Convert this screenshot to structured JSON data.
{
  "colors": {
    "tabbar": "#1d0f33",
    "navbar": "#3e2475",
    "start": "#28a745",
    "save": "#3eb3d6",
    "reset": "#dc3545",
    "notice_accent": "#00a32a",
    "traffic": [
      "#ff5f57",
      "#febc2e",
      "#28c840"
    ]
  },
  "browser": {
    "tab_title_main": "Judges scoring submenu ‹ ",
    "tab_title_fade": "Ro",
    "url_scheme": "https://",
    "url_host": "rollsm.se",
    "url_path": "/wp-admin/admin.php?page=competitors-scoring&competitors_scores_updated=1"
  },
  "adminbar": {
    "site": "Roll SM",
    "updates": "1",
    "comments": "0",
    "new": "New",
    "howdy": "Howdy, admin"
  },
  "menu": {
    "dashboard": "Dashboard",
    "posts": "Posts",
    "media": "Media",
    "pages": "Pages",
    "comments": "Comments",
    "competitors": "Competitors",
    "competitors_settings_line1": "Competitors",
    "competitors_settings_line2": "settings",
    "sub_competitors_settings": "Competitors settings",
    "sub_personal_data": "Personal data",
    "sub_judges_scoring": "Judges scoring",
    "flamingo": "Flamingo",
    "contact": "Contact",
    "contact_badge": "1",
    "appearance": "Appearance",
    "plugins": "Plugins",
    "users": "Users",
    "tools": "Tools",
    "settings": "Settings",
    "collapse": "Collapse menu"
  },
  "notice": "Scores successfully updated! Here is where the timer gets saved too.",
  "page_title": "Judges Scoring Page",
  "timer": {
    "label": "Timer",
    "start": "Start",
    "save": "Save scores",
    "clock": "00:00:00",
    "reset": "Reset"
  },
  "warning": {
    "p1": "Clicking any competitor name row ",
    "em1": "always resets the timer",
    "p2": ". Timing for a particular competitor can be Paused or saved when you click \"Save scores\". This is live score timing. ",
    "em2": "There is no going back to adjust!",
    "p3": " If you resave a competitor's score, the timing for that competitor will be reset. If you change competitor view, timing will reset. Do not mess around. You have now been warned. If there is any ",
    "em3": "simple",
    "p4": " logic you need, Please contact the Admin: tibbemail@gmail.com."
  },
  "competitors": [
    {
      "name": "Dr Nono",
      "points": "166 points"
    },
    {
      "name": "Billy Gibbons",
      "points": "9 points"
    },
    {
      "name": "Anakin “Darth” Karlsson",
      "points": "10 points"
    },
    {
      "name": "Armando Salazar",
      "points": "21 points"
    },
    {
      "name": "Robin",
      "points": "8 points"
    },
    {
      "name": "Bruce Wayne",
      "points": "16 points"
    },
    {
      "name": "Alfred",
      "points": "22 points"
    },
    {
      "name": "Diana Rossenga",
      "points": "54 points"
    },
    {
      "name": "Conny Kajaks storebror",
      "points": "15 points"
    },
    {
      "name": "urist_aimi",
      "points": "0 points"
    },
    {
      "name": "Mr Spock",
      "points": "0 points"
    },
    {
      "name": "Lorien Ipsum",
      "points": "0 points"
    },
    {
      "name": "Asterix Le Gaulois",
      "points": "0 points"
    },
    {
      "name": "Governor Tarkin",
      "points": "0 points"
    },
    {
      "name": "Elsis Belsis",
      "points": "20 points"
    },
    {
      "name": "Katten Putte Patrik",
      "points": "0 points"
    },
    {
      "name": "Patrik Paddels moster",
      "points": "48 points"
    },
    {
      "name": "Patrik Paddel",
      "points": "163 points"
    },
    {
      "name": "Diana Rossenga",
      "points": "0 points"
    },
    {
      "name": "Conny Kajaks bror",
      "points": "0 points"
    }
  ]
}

__Short problem__. Which lines contain the word "data"? Copy each one.

__The output__.
Convert this screenshot to structured JSON data.
    "sub_personal_data": "Personal data",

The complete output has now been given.